* AVAILABLE RECORDS *

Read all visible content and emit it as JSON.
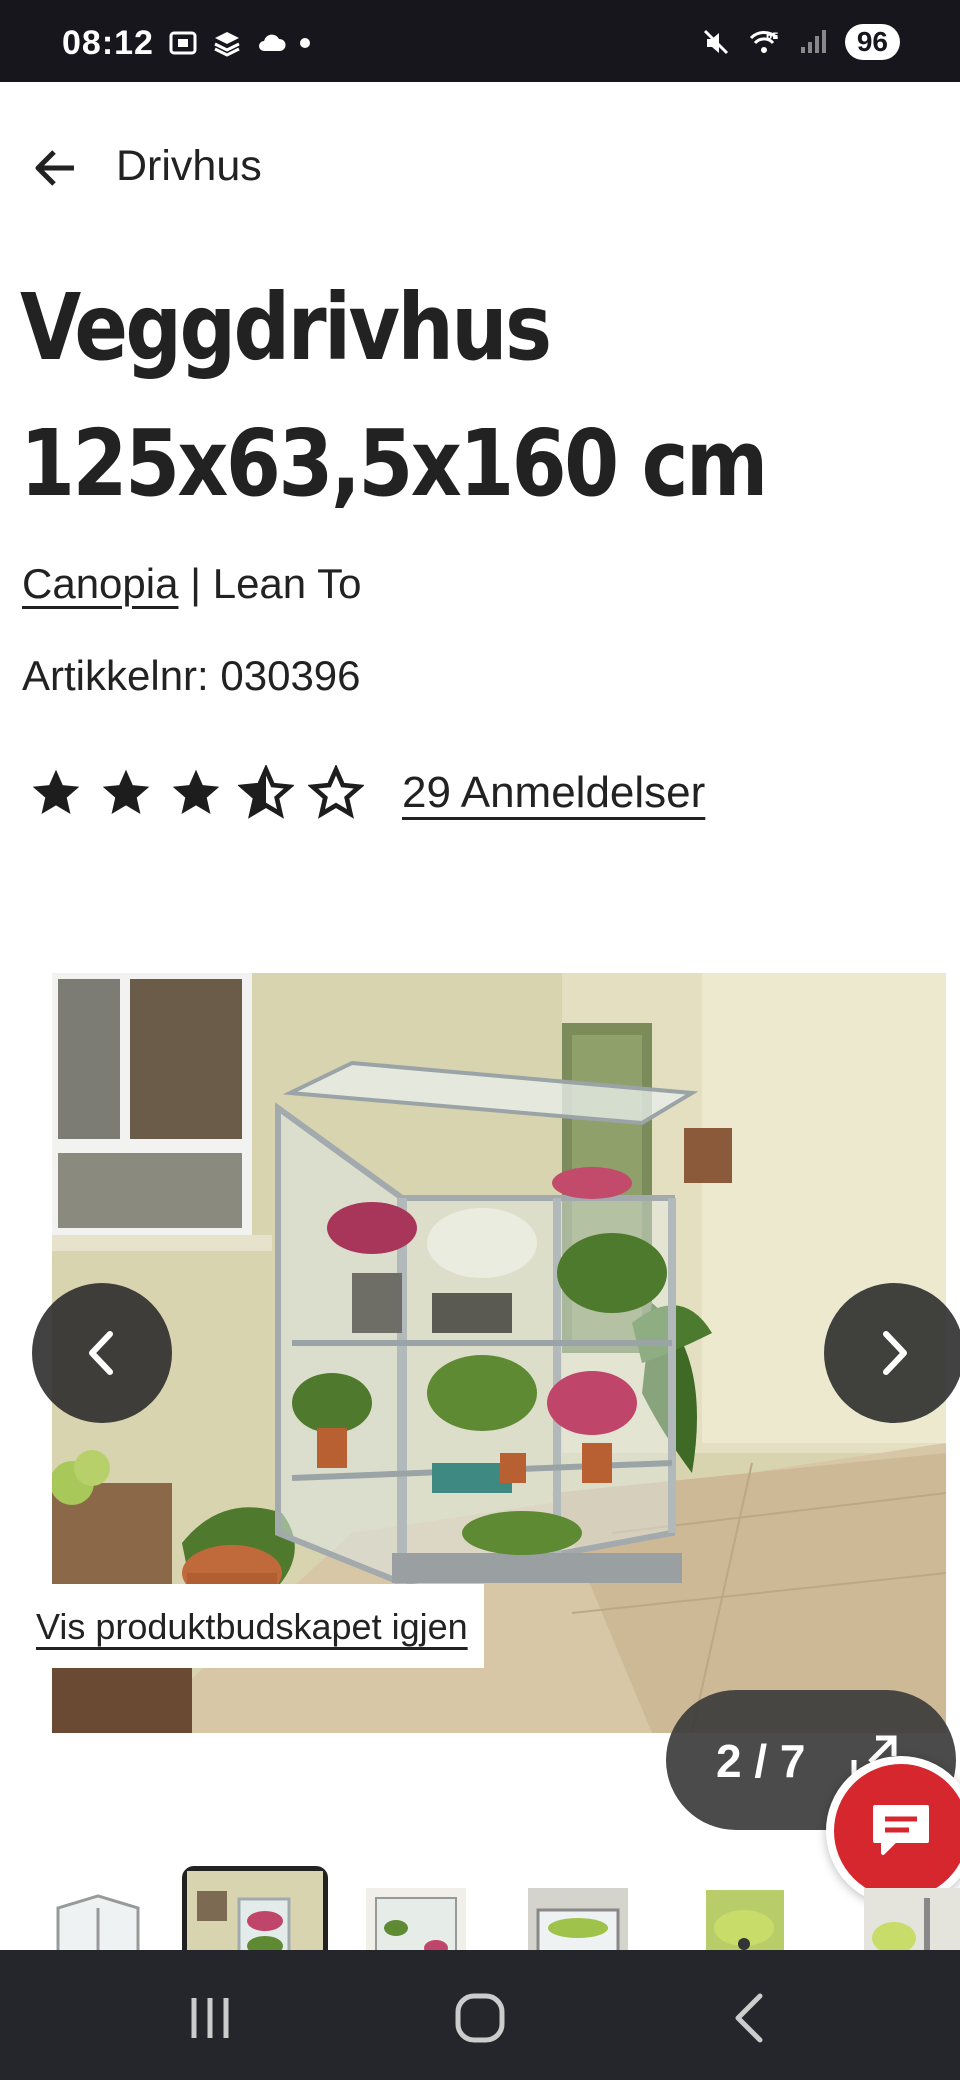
{
  "status_bar": {
    "time": "08:12",
    "battery": "96",
    "network_label": "6E",
    "left_icons": [
      "screenshot-icon",
      "stack-icon",
      "cloud-icon",
      "dot-icon"
    ],
    "right_icons": [
      "mute-icon",
      "wifi-icon",
      "signal-icon",
      "battery-icon"
    ]
  },
  "header": {
    "back_icon": "arrow-left-icon",
    "breadcrumb": "Drivhus"
  },
  "product": {
    "title_line1": "Veggdrivhus",
    "title_line2": "125x63,5x160 cm",
    "brand": "Canopia",
    "separator": " | ",
    "series": "Lean To",
    "sku_label": "Artikkelnr: 030396",
    "rating": 3.5,
    "rating_max": 5,
    "reviews_link": "29 Anmeldelser"
  },
  "gallery": {
    "message_link": "Vis produktbudskapet igjen",
    "counter": "2 / 7",
    "current_index": 2,
    "total": 7,
    "prev_icon": "chevron-left-icon",
    "next_icon": "chevron-right-icon",
    "expand_icon": "expand-icon",
    "chat_icon": "chat-icon"
  },
  "thumbnails": {
    "selected_index": 1,
    "items": [
      "thumb-greenhouse-white",
      "thumb-greenhouse-plants",
      "thumb-greenhouse-shelves",
      "thumb-greenhouse-top",
      "thumb-greenhouse-green",
      "thumb-greenhouse-partial"
    ]
  },
  "colors": {
    "chat_button": "#d6262e",
    "status_bar": "#16161c",
    "nav_bar": "#25262b",
    "text": "#222222"
  }
}
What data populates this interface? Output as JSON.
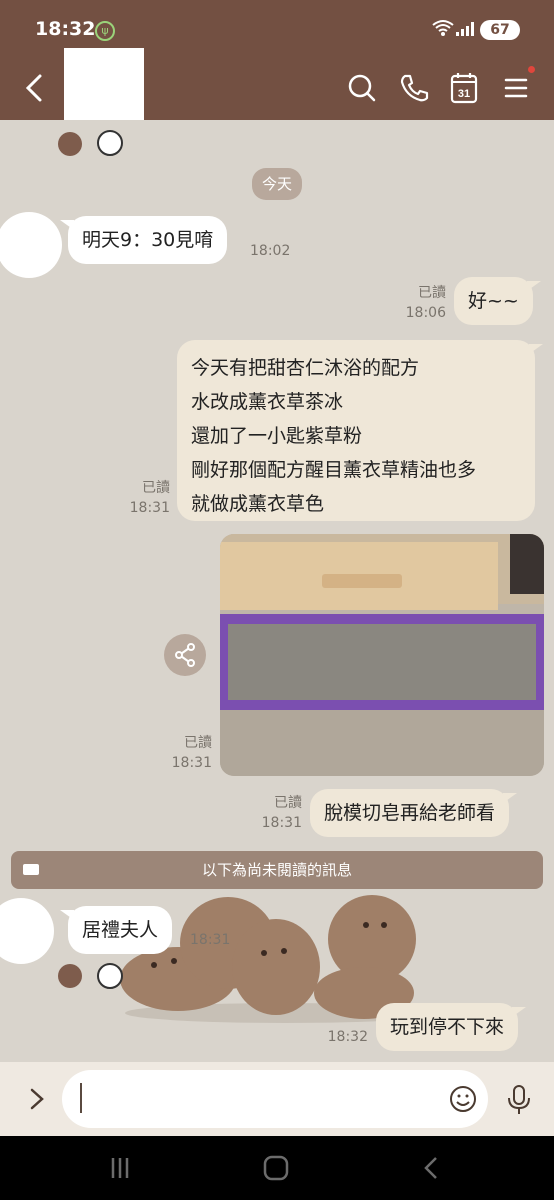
{
  "status_bar": {
    "time": "18:32",
    "battery": "67"
  },
  "header": {
    "icons": [
      "back-icon",
      "search-icon",
      "phone-icon",
      "calendar-icon",
      "menu-icon"
    ],
    "calendar_day": "31"
  },
  "chat": {
    "date_chip": "今天",
    "messages": [
      {
        "side": "left",
        "text": "明天9：30見唷",
        "time": "18:02"
      },
      {
        "side": "right",
        "read": "已讀",
        "time": "18:06",
        "text": "好~~"
      },
      {
        "side": "right",
        "read": "已讀",
        "time": "18:31",
        "lines": [
          "今天有把甜杏仁沐浴的配方",
          "水改成薰衣草茶冰",
          "還加了一小匙紫草粉",
          "剛好那個配方醒目薰衣草精油也多",
          "就做成薰衣草色"
        ]
      },
      {
        "side": "right",
        "read": "已讀",
        "time": "18:31",
        "type": "photo"
      },
      {
        "side": "right",
        "read": "已讀",
        "time": "18:31",
        "text": "脫模切皂再給老師看"
      },
      {
        "side": "left",
        "text": "居禮夫人",
        "time": "18:31"
      },
      {
        "side": "right",
        "time": "18:32",
        "text": "玩到停不下來"
      }
    ],
    "unread_divider": "以下為尚未閱讀的訊息"
  },
  "input_bar": {
    "placeholder": ""
  }
}
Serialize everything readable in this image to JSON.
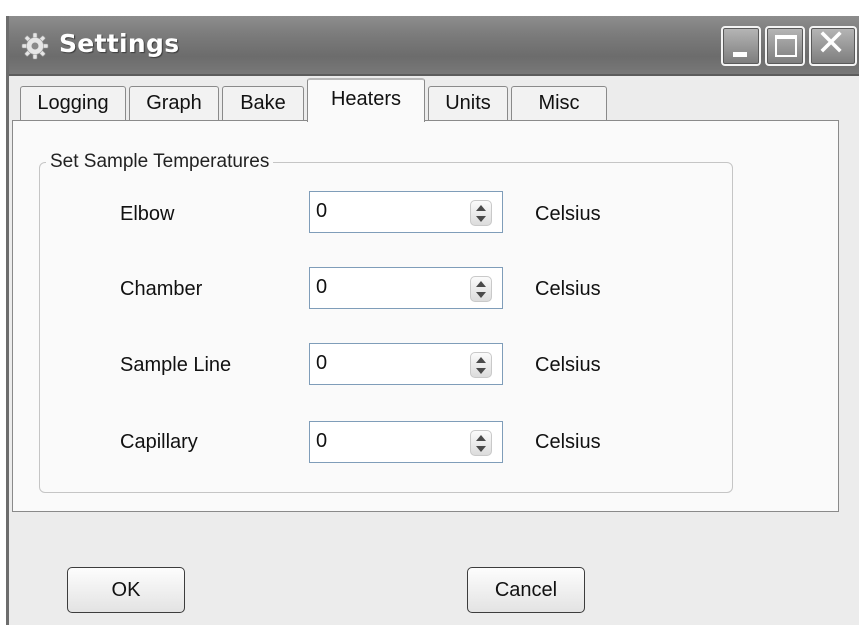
{
  "window": {
    "title": "Settings",
    "title_icon": "gear-icon",
    "controls": {
      "minimize": "minimize-icon",
      "maximize": "maximize-icon",
      "close": "close-icon",
      "close_glyph": "✕"
    }
  },
  "tabs": [
    {
      "label": "Logging",
      "active": false
    },
    {
      "label": "Graph",
      "active": false
    },
    {
      "label": "Bake",
      "active": false
    },
    {
      "label": "Heaters",
      "active": true
    },
    {
      "label": "Units",
      "active": false
    },
    {
      "label": "Misc",
      "active": false
    }
  ],
  "group": {
    "legend": "Set Sample Temperatures",
    "rows": [
      {
        "label": "Elbow",
        "value": "0",
        "unit": "Celsius"
      },
      {
        "label": "Chamber",
        "value": "0",
        "unit": "Celsius"
      },
      {
        "label": "Sample Line",
        "value": "0",
        "unit": "Celsius"
      },
      {
        "label": "Capillary",
        "value": "0",
        "unit": "Celsius"
      }
    ]
  },
  "buttons": {
    "ok": "OK",
    "cancel": "Cancel"
  },
  "colors": {
    "titlebar": "#7a7a7a",
    "window_bg": "#ececec",
    "panel_bg": "#fafafa",
    "input_border": "#7f9db9"
  }
}
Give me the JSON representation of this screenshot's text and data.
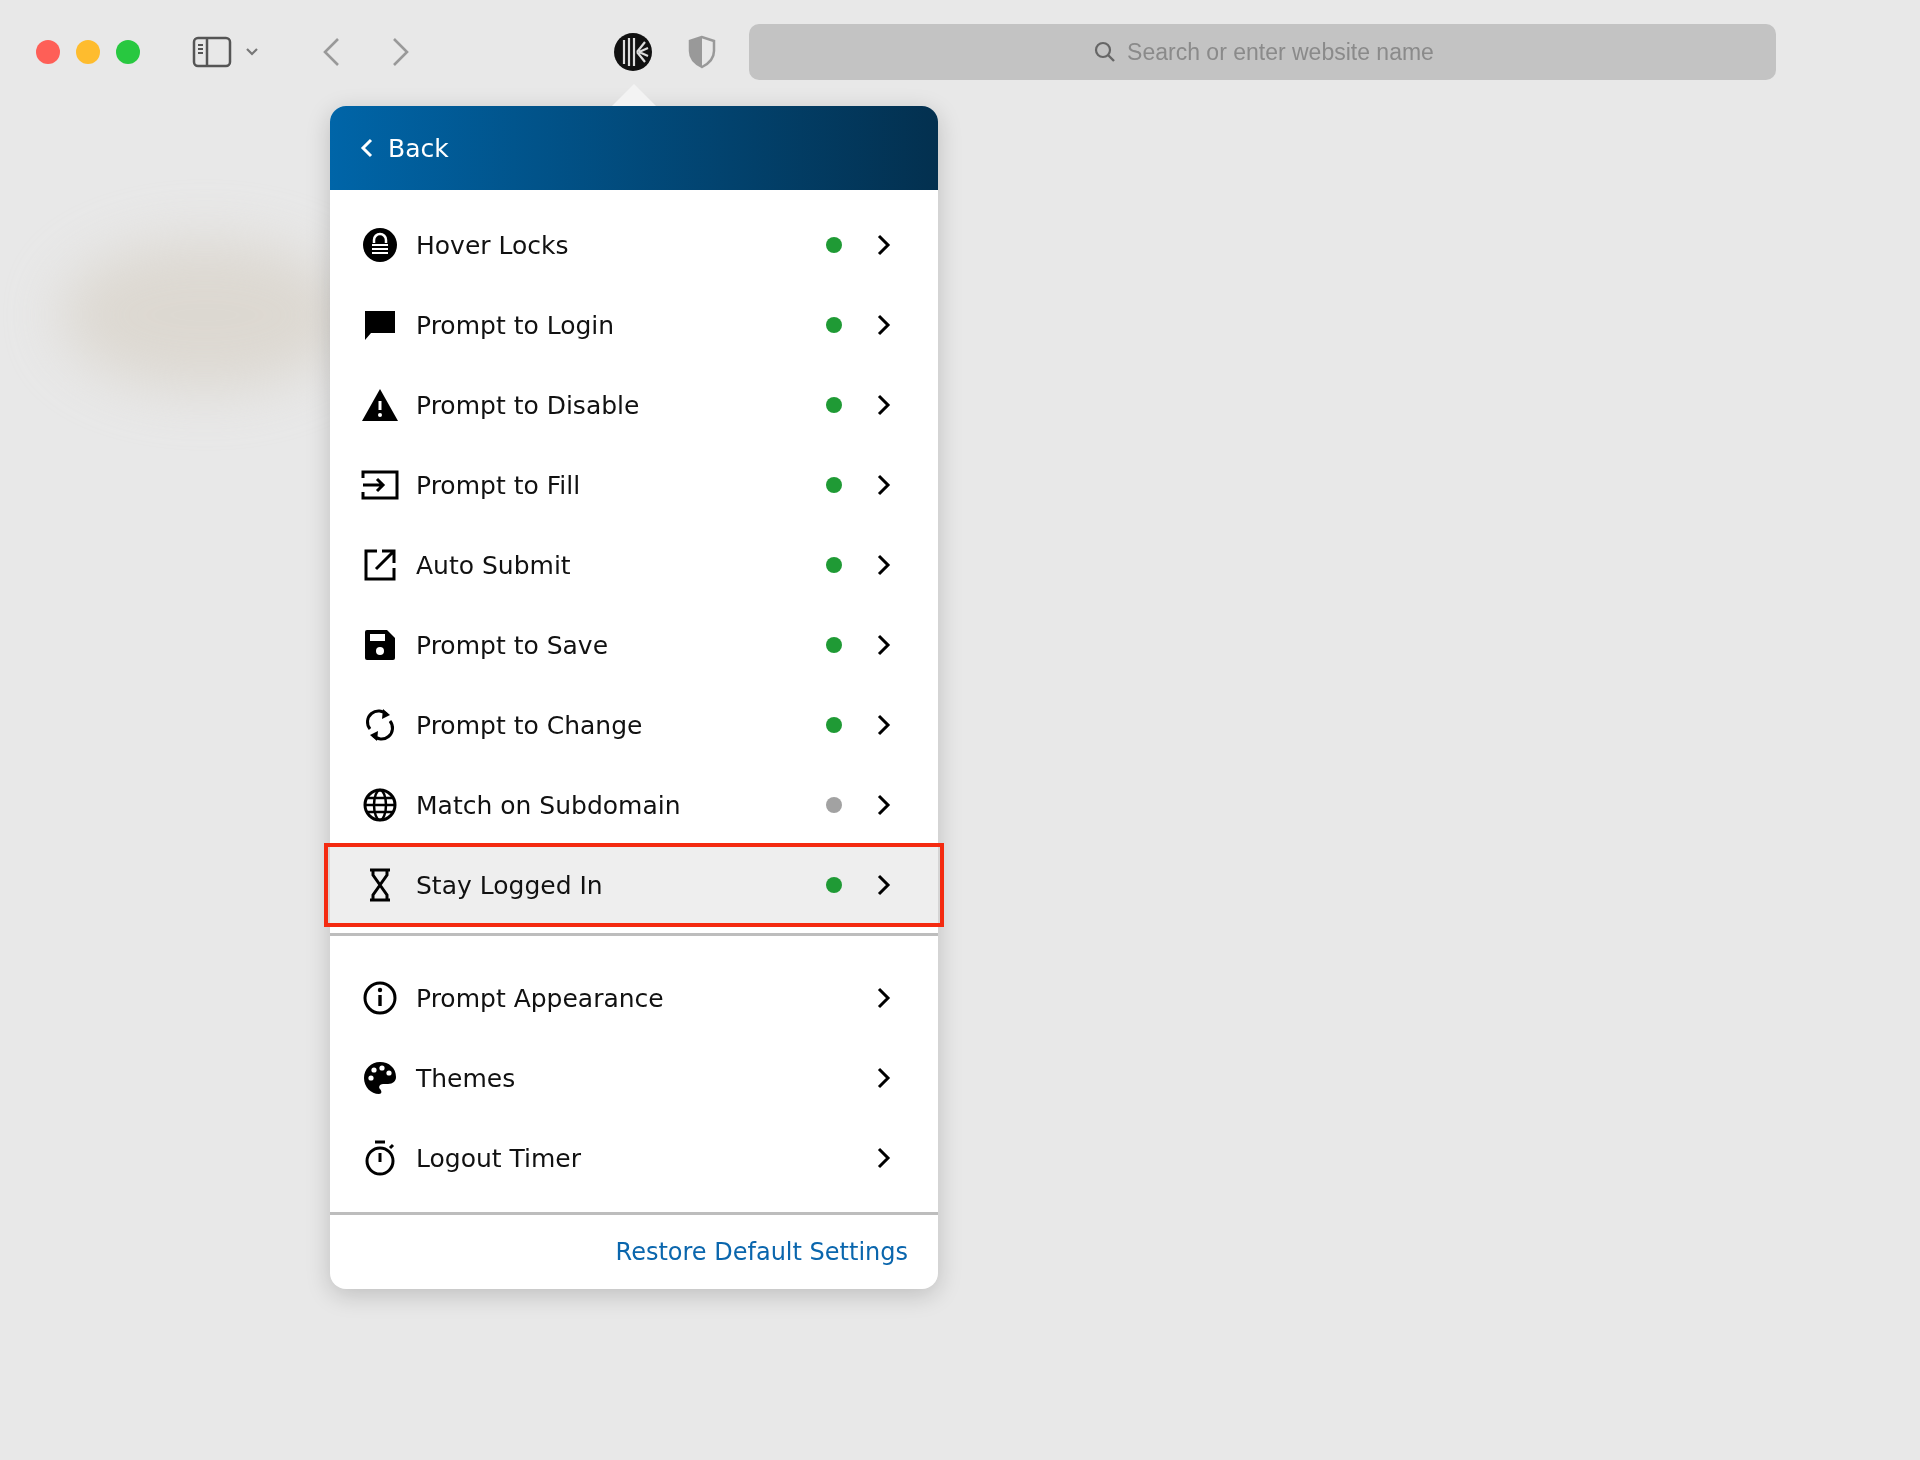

* TASK BRIEF *
Extract all the entries word for word; omit any pictures.

* OUTPUT OF THE EXERCISE *
Read all visible content and emit it as JSON.
{
  "status_bar": {
    "time": "08:12",
    "battery": "96",
    "network_label": "6E",
    "left_icons": [
      "screenshot-icon",
      "stack-icon",
      "cloud-icon",
      "dot-icon"
    ],
    "right_icons": [
      "mute-icon",
      "wifi-icon",
      "signal-icon",
      "battery-icon"
    ]
  },
  "header": {
    "back_icon": "arrow-left-icon",
    "breadcrumb": "Drivhus"
  },
  "product": {
    "title_line1": "Veggdrivhus",
    "title_line2": "125x63,5x160 cm",
    "brand": "Canopia",
    "separator": " | ",
    "series": "Lean To",
    "sku_label": "Artikkelnr: 030396",
    "rating": 3.5,
    "rating_max": 5,
    "reviews_link": "29 Anmeldelser"
  },
  "gallery": {
    "message_link": "Vis produktbudskapet igjen",
    "counter": "2 / 7",
    "current_index": 2,
    "total": 7,
    "prev_icon": "chevron-left-icon",
    "next_icon": "chevron-right-icon",
    "expand_icon": "expand-icon",
    "chat_icon": "chat-icon"
  },
  "thumbnails": {
    "selected_index": 1,
    "items": [
      "thumb-greenhouse-white",
      "thumb-greenhouse-plants",
      "thumb-greenhouse-shelves",
      "thumb-greenhouse-top",
      "thumb-greenhouse-green",
      "thumb-greenhouse-partial"
    ]
  },
  "colors": {
    "chat_button": "#d6262e",
    "status_bar": "#16161c",
    "nav_bar": "#25262b",
    "text": "#222222"
  }
}
What data populates this interface? Output as JSON.
{
  "status_bar": {
    "time": "18:32",
    "battery": "67"
  },
  "header": {
    "icons": [
      "back-icon",
      "search-icon",
      "phone-icon",
      "calendar-icon",
      "menu-icon"
    ],
    "calendar_day": "31"
  },
  "chat": {
    "date_chip": "今天",
    "messages": [
      {
        "side": "left",
        "text": "明天9：30見唷",
        "time": "18:02"
      },
      {
        "side": "right",
        "read": "已讀",
        "time": "18:06",
        "text": "好~~"
      },
      {
        "side": "right",
        "read": "已讀",
        "time": "18:31",
        "lines": [
          "今天有把甜杏仁沐浴的配方",
          "水改成薰衣草茶冰",
          "還加了一小匙紫草粉",
          "剛好那個配方醒目薰衣草精油也多",
          "就做成薰衣草色"
        ]
      },
      {
        "side": "right",
        "read": "已讀",
        "time": "18:31",
        "type": "photo"
      },
      {
        "side": "right",
        "read": "已讀",
        "time": "18:31",
        "text": "脫模切皂再給老師看"
      },
      {
        "side": "left",
        "text": "居禮夫人",
        "time": "18:31"
      },
      {
        "side": "right",
        "time": "18:32",
        "text": "玩到停不下來"
      }
    ],
    "unread_divider": "以下為尚未閱讀的訊息"
  },
  "input_bar": {
    "placeholder": ""
  }
}
Serialize everything readable in this image to JSON.
{
  "window": {
    "title": "Settings",
    "title_icon": "gear-icon",
    "controls": {
      "minimize": "minimize-icon",
      "maximize": "maximize-icon",
      "close": "close-icon",
      "close_glyph": "✕"
    }
  },
  "tabs": [
    {
      "label": "Logging",
      "active": false
    },
    {
      "label": "Graph",
      "active": false
    },
    {
      "label": "Bake",
      "active": false
    },
    {
      "label": "Heaters",
      "active": true
    },
    {
      "label": "Units",
      "active": false
    },
    {
      "label": "Misc",
      "active": false
    }
  ],
  "group": {
    "legend": "Set Sample Temperatures",
    "rows": [
      {
        "label": "Elbow",
        "value": "0",
        "unit": "Celsius"
      },
      {
        "label": "Chamber",
        "value": "0",
        "unit": "Celsius"
      },
      {
        "label": "Sample Line",
        "value": "0",
        "unit": "Celsius"
      },
      {
        "label": "Capillary",
        "value": "0",
        "unit": "Celsius"
      }
    ]
  },
  "buttons": {
    "ok": "OK",
    "cancel": "Cancel"
  },
  "colors": {
    "titlebar": "#7a7a7a",
    "window_bg": "#ececec",
    "panel_bg": "#fafafa",
    "input_border": "#7f9db9"
  }
}
Give me the JSON representation of this screenshot's text and data.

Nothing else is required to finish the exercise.